From the listing, collect all lines containing the word "Show".

=== SUPPLIED RECORDS ===
************
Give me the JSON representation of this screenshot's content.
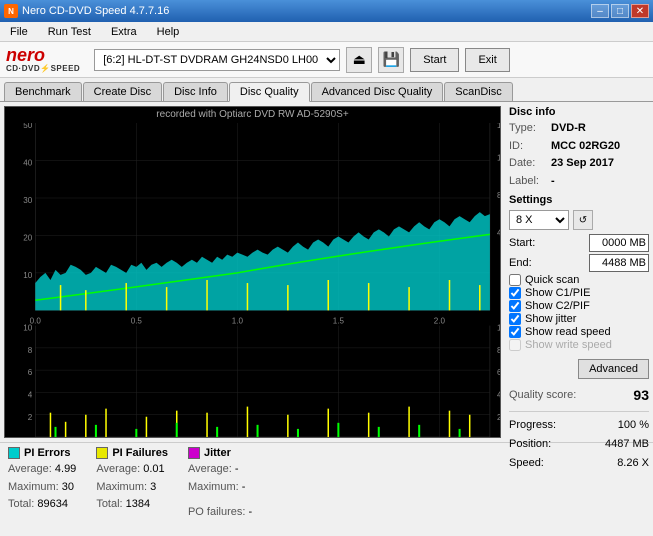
{
  "titleBar": {
    "title": "Nero CD-DVD Speed 4.7.7.16",
    "minBtn": "–",
    "maxBtn": "□",
    "closeBtn": "✕"
  },
  "menuBar": {
    "items": [
      "File",
      "Run Test",
      "Extra",
      "Help"
    ]
  },
  "toolbar": {
    "driveLabel": "[6:2]  HL-DT-ST DVDRAM GH24NSD0 LH00",
    "startBtn": "Start",
    "exitBtn": "Exit"
  },
  "tabs": [
    {
      "label": "Benchmark",
      "active": false
    },
    {
      "label": "Create Disc",
      "active": false
    },
    {
      "label": "Disc Info",
      "active": false
    },
    {
      "label": "Disc Quality",
      "active": true
    },
    {
      "label": "Advanced Disc Quality",
      "active": false
    },
    {
      "label": "ScanDisc",
      "active": false
    }
  ],
  "chartTitle": "recorded with Optiarc  DVD RW AD-5290S+",
  "discInfo": {
    "title": "Disc info",
    "typeLabel": "Type:",
    "typeValue": "DVD-R",
    "idLabel": "ID:",
    "idValue": "MCC 02RG20",
    "dateLabel": "Date:",
    "dateValue": "23 Sep 2017",
    "labelLabel": "Label:",
    "labelValue": "-"
  },
  "settings": {
    "title": "Settings",
    "speed": "8 X",
    "startLabel": "Start:",
    "startValue": "0000 MB",
    "endLabel": "End:",
    "endValue": "4488 MB",
    "checkboxes": [
      {
        "id": "quickscan",
        "label": "Quick scan",
        "checked": false
      },
      {
        "id": "c1pie",
        "label": "Show C1/PIE",
        "checked": true
      },
      {
        "id": "c2pif",
        "label": "Show C2/PIF",
        "checked": true
      },
      {
        "id": "jitter",
        "label": "Show jitter",
        "checked": true
      },
      {
        "id": "readspeed",
        "label": "Show read speed",
        "checked": true
      },
      {
        "id": "writespeed",
        "label": "Show write speed",
        "checked": false
      }
    ],
    "advancedBtn": "Advanced"
  },
  "qualityScore": {
    "label": "Quality score:",
    "value": "93"
  },
  "progress": {
    "progressLabel": "Progress:",
    "progressValue": "100 %",
    "positionLabel": "Position:",
    "positionValue": "4487 MB",
    "speedLabel": "Speed:",
    "speedValue": "8.26 X"
  },
  "stats": {
    "piErrors": {
      "colorBox": "#00e0e0",
      "title": "PI Errors",
      "avgLabel": "Average:",
      "avgValue": "4.99",
      "maxLabel": "Maximum:",
      "maxValue": "30",
      "totalLabel": "Total:",
      "totalValue": "89634"
    },
    "piFailures": {
      "colorBox": "#e0e000",
      "title": "PI Failures",
      "avgLabel": "Average:",
      "avgValue": "0.01",
      "maxLabel": "Maximum:",
      "maxValue": "3",
      "totalLabel": "Total:",
      "totalValue": "1384"
    },
    "jitter": {
      "colorBox": "#e000e0",
      "title": "Jitter",
      "avgLabel": "Average:",
      "avgValue": "-",
      "maxLabel": "Maximum:",
      "maxValue": "-"
    },
    "poFailures": {
      "label": "PO failures:",
      "value": "-"
    }
  },
  "icons": {
    "eject": "⏏",
    "save": "💾",
    "refresh": "🔄"
  }
}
************
=== ANSWER TO THIS TASK ===
        "label": "Show C1/PIE",
        "label": "Show C2/PIF",
        "label": "Show jitter",
        "label": "Show read speed",
        "label": "Show write speed",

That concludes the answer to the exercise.